* WHAT YOU WILL DO *
Find every line of the listing below where "staining" appears, and copy it.

* * *

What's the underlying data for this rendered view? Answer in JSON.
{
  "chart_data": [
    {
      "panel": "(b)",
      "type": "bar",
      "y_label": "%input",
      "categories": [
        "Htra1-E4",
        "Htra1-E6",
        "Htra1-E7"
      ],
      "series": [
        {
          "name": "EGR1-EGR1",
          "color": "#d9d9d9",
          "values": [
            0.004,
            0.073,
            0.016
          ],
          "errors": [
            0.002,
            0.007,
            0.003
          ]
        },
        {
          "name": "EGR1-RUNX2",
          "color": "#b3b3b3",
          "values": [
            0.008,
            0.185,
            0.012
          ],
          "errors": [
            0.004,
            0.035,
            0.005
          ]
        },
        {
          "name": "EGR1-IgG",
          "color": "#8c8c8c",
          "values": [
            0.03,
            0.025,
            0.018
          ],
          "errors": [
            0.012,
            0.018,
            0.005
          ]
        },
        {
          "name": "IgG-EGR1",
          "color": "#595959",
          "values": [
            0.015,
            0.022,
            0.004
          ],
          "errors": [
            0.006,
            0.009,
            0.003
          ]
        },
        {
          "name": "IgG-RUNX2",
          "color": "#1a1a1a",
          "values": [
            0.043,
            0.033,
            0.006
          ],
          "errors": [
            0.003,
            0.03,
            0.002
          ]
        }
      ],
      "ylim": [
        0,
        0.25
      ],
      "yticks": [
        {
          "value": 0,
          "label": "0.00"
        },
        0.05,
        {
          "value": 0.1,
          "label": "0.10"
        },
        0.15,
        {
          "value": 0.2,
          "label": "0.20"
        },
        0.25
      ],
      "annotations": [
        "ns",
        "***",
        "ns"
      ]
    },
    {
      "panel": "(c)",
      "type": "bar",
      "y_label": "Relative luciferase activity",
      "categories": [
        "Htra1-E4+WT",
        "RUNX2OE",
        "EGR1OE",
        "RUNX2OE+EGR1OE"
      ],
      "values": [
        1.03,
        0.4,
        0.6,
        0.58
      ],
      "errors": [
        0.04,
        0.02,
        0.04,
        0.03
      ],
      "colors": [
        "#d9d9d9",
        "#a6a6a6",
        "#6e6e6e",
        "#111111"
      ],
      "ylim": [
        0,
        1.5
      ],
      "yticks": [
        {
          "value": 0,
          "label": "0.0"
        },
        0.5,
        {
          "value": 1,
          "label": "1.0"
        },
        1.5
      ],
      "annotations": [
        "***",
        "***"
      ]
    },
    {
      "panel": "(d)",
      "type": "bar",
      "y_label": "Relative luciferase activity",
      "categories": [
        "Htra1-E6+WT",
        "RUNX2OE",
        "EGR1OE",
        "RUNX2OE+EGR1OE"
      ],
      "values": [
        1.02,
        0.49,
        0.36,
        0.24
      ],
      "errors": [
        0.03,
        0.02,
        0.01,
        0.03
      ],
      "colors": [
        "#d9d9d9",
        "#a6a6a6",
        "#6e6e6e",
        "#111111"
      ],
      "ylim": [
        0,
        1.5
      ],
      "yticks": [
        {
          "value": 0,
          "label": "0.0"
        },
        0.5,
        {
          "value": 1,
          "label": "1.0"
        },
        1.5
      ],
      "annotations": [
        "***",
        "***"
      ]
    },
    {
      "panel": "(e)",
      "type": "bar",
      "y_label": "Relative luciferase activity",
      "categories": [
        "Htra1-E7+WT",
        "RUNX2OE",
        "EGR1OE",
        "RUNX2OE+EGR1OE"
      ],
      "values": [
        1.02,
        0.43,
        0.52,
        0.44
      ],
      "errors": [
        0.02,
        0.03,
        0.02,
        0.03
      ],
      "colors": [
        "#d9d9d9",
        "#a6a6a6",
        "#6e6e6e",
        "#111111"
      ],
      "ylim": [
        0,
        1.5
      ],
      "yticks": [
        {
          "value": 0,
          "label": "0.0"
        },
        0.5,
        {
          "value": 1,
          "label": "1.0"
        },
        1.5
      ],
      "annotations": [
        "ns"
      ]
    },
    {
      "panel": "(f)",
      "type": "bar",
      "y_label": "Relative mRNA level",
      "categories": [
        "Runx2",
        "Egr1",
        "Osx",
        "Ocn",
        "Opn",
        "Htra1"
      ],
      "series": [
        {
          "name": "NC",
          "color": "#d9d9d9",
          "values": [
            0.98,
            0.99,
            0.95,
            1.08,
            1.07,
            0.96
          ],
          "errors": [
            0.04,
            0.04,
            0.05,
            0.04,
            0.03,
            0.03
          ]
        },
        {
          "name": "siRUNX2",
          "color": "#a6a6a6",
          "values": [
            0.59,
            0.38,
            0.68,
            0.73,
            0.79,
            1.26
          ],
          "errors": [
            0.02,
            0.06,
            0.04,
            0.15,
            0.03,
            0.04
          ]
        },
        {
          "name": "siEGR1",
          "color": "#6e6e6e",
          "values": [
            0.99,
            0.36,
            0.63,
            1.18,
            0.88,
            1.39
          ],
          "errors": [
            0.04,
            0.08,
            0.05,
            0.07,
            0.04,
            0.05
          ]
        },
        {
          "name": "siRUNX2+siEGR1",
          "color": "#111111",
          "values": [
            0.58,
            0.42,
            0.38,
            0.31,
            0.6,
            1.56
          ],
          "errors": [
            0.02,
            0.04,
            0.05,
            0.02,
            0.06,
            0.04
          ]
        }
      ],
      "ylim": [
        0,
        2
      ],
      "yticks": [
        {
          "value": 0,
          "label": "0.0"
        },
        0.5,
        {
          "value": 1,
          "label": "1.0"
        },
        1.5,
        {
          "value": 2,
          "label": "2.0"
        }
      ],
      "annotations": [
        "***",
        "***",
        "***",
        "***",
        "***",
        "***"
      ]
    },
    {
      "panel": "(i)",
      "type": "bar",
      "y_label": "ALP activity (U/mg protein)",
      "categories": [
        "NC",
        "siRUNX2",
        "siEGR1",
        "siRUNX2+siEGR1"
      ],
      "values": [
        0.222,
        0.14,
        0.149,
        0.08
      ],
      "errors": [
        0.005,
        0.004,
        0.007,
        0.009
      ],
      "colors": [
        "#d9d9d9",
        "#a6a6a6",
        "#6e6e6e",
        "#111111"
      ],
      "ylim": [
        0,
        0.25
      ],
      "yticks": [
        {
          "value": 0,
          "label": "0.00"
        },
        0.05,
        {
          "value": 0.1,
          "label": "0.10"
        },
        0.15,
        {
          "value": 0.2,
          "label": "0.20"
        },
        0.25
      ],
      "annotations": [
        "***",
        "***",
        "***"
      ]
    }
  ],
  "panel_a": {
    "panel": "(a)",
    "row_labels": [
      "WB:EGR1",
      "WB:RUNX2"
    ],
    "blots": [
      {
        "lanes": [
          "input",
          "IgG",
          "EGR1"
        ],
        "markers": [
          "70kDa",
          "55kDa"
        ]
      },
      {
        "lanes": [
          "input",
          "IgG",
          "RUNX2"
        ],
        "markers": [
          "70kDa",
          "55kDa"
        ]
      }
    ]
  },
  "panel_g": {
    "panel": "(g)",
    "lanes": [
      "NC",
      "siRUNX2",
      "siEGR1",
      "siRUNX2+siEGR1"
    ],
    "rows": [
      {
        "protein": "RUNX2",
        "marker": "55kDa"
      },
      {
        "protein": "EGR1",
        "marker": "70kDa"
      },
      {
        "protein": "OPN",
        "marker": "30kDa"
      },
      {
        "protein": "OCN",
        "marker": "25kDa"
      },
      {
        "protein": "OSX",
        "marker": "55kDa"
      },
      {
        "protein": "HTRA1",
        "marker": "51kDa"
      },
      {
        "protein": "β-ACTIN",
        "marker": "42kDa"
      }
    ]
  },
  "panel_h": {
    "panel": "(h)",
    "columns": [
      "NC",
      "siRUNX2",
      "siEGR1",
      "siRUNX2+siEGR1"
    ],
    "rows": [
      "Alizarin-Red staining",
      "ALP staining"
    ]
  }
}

* * *

* OUTPUT OF THE EXERCISE *
      "Alizarin-Red staining",
      "ALP staining"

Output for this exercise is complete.